__WRITTEN PROBLEM__
Using the listing below, report all lines holding the word "type".

•••••

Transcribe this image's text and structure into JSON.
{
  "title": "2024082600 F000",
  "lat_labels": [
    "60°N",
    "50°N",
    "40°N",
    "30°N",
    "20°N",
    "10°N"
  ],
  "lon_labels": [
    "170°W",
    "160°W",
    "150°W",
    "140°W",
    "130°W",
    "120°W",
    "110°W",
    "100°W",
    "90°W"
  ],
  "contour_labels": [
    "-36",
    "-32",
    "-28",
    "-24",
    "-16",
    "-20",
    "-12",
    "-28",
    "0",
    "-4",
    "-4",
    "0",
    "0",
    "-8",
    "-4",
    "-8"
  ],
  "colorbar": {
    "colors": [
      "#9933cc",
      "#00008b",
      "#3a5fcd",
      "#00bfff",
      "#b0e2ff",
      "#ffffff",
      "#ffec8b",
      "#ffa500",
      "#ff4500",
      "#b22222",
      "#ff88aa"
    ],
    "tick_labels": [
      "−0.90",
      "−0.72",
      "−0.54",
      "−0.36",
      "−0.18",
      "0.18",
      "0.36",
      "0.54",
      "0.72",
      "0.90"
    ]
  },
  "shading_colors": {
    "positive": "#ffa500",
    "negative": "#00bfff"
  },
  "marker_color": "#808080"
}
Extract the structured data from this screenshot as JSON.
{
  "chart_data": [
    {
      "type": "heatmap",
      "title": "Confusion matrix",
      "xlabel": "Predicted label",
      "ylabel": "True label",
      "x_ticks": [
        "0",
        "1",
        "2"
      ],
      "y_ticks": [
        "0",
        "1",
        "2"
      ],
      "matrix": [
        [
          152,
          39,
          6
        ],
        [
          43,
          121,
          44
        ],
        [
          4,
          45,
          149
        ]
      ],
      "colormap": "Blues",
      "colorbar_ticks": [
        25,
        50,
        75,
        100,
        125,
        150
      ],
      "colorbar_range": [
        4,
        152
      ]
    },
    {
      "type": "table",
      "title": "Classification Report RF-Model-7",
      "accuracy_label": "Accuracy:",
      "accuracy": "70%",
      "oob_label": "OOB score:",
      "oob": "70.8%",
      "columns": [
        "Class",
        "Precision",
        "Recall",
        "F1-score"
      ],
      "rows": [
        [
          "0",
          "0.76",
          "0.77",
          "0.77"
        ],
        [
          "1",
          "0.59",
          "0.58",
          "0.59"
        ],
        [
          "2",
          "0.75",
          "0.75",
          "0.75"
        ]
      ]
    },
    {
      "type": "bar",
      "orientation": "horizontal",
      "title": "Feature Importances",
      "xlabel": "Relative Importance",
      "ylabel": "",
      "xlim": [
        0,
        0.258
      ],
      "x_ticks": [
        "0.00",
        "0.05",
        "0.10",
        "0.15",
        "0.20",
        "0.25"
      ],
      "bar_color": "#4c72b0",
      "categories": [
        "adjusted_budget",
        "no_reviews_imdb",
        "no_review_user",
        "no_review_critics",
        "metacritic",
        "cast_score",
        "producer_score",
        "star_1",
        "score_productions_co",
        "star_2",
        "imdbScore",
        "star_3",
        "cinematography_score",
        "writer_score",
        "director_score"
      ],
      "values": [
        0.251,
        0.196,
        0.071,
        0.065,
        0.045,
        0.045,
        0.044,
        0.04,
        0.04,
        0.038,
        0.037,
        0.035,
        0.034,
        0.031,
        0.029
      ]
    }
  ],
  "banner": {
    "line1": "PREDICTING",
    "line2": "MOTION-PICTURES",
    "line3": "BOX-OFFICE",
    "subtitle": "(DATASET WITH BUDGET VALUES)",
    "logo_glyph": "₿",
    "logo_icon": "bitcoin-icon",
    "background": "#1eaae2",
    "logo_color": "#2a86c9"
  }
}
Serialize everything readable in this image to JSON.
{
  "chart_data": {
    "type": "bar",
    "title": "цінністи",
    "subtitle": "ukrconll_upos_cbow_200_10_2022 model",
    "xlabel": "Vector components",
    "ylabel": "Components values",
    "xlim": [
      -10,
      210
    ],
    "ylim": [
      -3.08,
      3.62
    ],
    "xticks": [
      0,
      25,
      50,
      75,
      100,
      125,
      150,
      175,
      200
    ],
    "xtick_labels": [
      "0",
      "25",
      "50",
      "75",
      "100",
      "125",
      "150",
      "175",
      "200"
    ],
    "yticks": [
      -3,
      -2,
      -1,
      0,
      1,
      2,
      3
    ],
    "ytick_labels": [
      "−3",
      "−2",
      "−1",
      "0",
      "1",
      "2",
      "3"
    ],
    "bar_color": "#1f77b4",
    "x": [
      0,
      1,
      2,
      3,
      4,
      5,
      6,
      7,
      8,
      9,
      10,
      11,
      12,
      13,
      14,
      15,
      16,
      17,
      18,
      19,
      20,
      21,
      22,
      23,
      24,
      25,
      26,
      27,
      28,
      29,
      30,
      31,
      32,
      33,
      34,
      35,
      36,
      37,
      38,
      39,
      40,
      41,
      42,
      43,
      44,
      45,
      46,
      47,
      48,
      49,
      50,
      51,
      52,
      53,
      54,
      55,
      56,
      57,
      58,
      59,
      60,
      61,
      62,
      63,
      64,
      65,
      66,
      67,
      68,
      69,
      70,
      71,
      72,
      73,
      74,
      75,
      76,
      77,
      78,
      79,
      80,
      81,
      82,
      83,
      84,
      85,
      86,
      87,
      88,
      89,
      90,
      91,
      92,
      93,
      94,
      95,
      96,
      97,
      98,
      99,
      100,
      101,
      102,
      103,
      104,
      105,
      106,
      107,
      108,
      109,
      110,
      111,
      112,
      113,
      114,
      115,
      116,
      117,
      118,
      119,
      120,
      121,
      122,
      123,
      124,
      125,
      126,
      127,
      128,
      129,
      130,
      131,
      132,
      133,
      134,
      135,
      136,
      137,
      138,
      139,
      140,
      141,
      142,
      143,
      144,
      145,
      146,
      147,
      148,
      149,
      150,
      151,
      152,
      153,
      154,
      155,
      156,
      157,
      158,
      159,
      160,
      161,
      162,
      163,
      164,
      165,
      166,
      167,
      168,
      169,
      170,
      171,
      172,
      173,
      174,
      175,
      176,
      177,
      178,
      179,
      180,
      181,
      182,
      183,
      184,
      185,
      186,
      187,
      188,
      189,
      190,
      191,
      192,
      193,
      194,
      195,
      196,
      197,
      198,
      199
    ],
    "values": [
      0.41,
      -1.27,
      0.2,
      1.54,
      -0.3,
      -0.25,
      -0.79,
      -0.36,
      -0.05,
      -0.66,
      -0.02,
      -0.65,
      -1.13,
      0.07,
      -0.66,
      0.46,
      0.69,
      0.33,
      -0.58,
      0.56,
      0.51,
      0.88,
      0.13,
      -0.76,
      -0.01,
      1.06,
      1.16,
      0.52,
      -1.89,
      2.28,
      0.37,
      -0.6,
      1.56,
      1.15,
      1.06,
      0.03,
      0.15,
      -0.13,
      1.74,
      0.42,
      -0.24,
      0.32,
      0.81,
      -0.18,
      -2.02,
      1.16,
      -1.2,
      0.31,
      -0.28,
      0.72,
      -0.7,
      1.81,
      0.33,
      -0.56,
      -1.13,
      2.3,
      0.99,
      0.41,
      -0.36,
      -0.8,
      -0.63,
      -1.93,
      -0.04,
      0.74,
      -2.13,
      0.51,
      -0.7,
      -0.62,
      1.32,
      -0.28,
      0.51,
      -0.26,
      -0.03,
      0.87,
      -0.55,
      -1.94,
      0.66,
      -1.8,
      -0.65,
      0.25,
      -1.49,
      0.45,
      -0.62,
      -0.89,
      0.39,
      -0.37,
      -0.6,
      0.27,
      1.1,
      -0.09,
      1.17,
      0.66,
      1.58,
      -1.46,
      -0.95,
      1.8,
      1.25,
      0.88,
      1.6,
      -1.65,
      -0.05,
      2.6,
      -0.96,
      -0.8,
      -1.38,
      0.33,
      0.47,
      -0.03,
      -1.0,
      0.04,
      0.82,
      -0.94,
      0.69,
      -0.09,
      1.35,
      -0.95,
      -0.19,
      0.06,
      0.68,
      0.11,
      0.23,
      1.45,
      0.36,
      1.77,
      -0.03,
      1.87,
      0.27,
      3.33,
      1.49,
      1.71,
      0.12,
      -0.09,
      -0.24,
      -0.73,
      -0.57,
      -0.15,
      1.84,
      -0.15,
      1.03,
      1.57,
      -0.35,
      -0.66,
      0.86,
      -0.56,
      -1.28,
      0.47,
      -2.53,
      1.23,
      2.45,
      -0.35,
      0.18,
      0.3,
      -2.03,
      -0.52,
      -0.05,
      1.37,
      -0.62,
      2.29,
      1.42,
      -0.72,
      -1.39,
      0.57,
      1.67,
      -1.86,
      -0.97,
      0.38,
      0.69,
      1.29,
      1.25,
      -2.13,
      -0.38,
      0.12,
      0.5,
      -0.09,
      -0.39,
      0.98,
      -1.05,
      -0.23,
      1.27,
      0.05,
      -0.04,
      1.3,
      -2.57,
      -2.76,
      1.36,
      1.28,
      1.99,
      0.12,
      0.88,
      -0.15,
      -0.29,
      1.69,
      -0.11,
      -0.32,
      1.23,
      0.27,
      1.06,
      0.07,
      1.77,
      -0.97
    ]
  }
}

•••••

__RESULT BELOW__
      "type": "heatmap",
      "type": "table",
      "type": "bar",
    "type": "bar",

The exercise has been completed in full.